=== Task material ===
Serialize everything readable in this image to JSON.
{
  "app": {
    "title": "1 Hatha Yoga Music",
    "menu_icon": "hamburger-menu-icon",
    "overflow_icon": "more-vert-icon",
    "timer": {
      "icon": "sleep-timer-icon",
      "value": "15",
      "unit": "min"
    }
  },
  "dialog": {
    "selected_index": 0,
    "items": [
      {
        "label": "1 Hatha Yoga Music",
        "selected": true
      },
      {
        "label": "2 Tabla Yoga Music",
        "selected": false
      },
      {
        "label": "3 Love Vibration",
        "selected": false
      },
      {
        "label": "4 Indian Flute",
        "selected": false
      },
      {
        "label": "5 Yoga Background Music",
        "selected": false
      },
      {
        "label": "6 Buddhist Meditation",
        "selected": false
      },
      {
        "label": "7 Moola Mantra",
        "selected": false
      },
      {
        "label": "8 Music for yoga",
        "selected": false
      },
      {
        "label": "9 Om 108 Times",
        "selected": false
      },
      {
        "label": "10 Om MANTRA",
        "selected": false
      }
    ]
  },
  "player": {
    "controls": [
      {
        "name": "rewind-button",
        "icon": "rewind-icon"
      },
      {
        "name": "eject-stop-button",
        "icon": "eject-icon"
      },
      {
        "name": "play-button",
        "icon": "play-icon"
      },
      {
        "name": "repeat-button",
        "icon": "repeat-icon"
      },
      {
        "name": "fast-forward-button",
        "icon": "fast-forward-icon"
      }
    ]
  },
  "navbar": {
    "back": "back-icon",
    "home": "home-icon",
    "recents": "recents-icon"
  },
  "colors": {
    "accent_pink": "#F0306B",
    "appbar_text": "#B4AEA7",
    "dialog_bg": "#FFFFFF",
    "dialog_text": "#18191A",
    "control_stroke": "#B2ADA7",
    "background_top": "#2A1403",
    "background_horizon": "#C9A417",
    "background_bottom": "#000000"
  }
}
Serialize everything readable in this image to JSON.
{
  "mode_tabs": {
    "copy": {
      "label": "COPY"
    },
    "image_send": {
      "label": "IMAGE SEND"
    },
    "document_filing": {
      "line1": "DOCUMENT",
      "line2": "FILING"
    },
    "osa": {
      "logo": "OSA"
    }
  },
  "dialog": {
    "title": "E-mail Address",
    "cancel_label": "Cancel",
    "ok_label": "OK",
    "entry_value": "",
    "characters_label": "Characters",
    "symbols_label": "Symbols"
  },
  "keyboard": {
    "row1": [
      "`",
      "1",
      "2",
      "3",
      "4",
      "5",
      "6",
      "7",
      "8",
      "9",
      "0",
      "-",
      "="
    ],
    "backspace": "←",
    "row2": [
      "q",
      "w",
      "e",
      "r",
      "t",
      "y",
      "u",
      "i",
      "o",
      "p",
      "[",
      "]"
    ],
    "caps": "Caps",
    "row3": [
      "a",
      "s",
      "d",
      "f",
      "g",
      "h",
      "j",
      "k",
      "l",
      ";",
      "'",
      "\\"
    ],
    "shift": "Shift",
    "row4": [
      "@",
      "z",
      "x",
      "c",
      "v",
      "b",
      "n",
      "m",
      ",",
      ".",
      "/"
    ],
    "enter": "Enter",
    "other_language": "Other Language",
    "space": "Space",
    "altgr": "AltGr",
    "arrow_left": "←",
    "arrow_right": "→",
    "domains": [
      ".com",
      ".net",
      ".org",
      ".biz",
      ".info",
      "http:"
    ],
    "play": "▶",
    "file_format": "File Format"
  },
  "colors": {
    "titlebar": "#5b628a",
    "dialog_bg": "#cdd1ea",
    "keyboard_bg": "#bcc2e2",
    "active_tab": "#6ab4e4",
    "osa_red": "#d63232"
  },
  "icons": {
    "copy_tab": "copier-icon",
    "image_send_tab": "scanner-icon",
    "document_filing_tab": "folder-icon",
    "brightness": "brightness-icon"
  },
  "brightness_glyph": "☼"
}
===
# Written task
Search the material above for "button". Pull out each line where it shows up.

# Solution
        "name": "rewind-button",
        "name": "eject-stop-button",
        "name": "play-button",
        "name": "repeat-button",
        "name": "fast-forward-button",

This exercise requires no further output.